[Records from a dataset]
**********
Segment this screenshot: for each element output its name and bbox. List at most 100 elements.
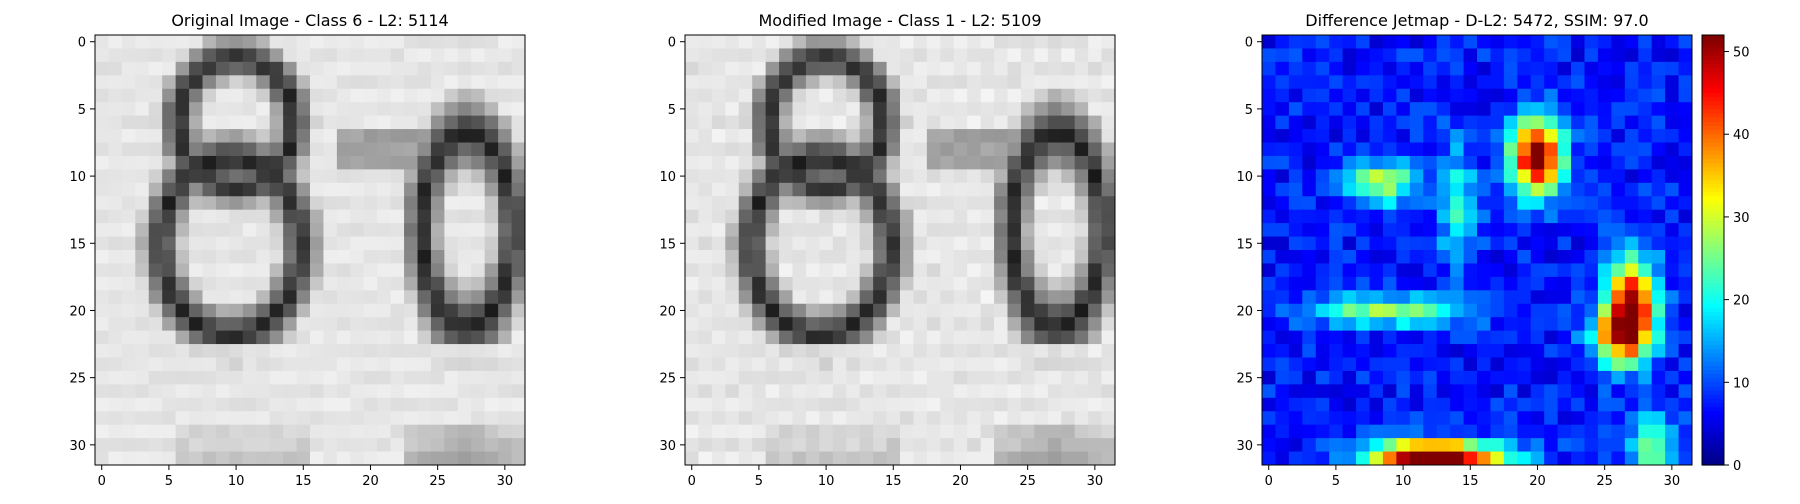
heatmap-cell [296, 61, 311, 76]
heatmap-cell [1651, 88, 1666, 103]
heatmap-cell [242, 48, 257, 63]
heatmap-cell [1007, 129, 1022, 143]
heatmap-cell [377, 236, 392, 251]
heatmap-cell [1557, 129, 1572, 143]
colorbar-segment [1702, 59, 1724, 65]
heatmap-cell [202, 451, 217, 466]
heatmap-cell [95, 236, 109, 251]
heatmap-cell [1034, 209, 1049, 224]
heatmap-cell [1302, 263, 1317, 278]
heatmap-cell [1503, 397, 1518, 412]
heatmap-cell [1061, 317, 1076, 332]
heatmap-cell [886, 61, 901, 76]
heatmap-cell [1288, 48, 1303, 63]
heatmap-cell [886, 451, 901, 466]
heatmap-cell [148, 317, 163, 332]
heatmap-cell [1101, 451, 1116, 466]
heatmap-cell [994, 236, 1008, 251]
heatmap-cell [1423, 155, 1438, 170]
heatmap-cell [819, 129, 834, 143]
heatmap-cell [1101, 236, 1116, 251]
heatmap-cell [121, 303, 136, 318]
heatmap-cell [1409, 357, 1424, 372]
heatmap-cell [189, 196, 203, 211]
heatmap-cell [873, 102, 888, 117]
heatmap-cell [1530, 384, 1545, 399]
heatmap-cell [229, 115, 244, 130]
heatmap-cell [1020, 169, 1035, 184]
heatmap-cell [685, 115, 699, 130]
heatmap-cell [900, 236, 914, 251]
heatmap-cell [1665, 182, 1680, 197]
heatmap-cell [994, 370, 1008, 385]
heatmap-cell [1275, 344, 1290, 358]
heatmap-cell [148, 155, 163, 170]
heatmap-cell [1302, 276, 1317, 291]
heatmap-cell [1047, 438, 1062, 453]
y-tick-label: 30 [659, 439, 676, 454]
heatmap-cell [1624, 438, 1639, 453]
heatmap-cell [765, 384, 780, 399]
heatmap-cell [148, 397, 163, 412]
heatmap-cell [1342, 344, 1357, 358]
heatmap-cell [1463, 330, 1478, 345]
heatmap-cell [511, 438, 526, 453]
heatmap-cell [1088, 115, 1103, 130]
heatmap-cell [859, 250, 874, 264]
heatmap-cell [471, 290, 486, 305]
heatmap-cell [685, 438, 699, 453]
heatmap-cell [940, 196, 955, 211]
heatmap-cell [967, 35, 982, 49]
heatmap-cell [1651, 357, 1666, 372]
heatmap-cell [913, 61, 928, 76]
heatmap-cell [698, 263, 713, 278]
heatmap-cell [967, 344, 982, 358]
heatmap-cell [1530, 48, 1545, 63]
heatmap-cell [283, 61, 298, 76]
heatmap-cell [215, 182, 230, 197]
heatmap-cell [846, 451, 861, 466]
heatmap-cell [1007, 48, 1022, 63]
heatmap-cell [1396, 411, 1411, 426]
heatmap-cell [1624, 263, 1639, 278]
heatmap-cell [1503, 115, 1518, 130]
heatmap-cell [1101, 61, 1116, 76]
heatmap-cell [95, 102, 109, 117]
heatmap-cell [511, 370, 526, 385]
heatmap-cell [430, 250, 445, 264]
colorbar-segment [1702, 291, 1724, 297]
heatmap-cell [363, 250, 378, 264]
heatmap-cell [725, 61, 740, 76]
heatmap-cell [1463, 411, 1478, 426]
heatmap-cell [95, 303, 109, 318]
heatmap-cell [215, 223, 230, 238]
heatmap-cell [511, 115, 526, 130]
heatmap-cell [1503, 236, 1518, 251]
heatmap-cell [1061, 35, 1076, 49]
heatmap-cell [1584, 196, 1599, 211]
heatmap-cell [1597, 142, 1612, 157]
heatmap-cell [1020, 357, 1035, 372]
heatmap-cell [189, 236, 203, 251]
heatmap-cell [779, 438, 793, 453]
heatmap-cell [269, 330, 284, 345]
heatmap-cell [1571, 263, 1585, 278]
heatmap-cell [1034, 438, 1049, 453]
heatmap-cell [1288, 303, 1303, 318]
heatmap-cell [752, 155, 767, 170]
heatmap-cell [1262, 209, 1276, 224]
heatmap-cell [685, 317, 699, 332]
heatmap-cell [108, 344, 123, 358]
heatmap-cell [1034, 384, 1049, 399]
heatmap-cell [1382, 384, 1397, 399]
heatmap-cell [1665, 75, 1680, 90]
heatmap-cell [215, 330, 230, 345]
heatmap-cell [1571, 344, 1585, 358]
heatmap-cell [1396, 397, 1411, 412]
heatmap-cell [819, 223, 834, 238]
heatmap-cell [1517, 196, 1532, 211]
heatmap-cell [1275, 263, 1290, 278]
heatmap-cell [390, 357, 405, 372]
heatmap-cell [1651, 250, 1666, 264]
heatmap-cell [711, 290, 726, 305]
**********
• [THE TASK] Count how many lines in the records above contain the string "colorbar". Reply with the number alone.

• [RESPONSE FOR THIS EXERCISE] 2